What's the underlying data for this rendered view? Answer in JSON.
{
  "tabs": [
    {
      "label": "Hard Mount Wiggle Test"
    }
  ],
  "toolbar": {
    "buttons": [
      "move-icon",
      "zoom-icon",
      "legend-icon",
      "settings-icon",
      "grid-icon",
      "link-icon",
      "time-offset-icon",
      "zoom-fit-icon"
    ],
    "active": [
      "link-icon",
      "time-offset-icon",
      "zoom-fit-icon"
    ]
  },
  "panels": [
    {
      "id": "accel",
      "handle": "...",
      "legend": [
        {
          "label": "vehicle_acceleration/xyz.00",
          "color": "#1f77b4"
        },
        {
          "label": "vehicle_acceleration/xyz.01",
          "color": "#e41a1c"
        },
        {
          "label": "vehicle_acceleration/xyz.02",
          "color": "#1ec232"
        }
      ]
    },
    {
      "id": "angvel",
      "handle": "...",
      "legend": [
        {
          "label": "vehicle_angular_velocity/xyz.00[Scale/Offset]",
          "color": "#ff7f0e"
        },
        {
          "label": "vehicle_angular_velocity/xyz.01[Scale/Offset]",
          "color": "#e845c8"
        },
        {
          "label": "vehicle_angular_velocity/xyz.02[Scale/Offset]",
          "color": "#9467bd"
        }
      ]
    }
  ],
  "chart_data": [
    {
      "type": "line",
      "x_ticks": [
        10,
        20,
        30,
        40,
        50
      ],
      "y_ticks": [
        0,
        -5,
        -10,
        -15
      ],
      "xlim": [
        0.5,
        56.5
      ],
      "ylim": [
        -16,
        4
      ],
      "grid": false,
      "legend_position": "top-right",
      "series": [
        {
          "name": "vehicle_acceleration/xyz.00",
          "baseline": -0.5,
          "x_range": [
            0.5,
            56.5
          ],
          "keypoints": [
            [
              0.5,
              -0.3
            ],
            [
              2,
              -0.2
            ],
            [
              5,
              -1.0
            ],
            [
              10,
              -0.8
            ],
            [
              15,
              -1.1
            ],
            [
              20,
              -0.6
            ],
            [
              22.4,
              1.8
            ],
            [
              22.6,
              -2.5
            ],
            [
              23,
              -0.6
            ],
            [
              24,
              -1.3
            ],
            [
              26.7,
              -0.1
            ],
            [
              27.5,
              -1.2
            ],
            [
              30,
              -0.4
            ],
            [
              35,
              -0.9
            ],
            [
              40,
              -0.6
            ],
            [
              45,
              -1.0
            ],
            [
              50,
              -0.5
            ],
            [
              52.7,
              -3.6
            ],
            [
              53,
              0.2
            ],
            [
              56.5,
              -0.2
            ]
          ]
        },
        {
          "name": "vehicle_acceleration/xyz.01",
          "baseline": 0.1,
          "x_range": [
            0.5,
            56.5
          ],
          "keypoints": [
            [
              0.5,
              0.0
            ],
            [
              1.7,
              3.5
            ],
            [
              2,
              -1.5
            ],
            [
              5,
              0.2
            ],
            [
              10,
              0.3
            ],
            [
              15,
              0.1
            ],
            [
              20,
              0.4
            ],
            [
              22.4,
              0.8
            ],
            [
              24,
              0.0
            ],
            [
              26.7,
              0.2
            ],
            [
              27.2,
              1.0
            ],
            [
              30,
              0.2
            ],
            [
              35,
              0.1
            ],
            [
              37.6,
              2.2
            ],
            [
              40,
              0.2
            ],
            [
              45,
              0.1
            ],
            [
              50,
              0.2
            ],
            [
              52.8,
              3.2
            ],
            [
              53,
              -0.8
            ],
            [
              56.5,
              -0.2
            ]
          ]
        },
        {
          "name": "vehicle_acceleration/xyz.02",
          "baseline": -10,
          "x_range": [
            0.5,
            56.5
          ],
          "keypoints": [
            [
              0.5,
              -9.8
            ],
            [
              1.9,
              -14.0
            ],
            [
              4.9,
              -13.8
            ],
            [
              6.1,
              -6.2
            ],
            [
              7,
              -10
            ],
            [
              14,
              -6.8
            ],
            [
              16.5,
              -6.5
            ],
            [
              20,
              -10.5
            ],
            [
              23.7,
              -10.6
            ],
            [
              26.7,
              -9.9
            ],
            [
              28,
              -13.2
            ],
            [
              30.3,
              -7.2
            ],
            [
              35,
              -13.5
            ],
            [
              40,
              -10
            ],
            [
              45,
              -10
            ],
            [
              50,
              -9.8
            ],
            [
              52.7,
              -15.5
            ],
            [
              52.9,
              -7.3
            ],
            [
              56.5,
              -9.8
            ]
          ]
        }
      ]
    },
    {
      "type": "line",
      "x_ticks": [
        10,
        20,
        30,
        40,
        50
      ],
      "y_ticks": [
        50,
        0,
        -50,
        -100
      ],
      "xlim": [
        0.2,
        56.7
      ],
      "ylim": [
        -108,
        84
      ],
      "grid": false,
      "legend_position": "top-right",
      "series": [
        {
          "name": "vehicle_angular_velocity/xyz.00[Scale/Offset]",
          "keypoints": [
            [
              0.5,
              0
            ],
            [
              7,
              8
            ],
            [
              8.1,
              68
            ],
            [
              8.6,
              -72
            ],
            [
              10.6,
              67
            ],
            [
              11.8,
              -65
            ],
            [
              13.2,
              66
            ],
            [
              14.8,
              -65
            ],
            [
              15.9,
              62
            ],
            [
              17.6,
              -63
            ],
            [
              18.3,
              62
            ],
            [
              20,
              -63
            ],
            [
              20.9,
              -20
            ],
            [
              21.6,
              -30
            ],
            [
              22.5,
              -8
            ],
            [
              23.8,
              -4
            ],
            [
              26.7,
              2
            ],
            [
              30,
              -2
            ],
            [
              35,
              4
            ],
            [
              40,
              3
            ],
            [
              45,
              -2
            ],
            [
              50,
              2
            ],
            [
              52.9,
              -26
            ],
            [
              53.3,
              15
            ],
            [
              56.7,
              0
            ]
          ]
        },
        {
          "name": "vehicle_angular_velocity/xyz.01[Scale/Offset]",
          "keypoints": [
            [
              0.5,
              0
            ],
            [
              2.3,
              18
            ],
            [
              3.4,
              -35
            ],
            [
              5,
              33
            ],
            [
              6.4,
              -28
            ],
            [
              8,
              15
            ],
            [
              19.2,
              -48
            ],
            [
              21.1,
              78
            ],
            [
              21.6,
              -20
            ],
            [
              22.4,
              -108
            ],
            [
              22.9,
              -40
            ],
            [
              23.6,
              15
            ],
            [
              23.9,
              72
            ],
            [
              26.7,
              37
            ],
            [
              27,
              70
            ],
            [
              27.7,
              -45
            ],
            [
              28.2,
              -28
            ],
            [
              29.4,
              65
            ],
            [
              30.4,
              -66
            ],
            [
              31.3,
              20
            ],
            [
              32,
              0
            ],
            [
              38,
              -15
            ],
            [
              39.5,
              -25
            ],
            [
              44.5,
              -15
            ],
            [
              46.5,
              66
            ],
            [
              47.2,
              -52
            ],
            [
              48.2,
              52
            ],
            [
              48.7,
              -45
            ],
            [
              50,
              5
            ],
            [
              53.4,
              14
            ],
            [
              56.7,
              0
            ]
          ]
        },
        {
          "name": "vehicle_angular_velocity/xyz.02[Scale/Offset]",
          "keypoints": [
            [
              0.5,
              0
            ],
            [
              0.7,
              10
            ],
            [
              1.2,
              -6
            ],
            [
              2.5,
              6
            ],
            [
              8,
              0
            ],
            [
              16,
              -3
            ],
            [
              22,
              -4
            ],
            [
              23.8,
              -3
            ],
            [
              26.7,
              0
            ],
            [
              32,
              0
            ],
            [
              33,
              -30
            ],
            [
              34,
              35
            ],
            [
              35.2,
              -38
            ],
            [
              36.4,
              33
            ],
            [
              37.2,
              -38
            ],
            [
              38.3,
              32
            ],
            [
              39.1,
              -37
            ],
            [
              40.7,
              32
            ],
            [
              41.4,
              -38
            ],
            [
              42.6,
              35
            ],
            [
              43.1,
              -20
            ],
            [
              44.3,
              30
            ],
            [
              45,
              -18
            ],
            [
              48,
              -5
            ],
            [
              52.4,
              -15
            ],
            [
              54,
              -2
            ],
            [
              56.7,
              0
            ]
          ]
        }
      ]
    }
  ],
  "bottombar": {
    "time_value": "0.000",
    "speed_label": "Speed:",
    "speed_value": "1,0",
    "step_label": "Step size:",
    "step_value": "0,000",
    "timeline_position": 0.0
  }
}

▶ **THE REQUEST**: Find each line in the records holding the string "baseline" and show it.

▶ **SOLUTION BELOW**:
          "baseline": -0.5,
          "baseline": 0.1,
          "baseline": -10,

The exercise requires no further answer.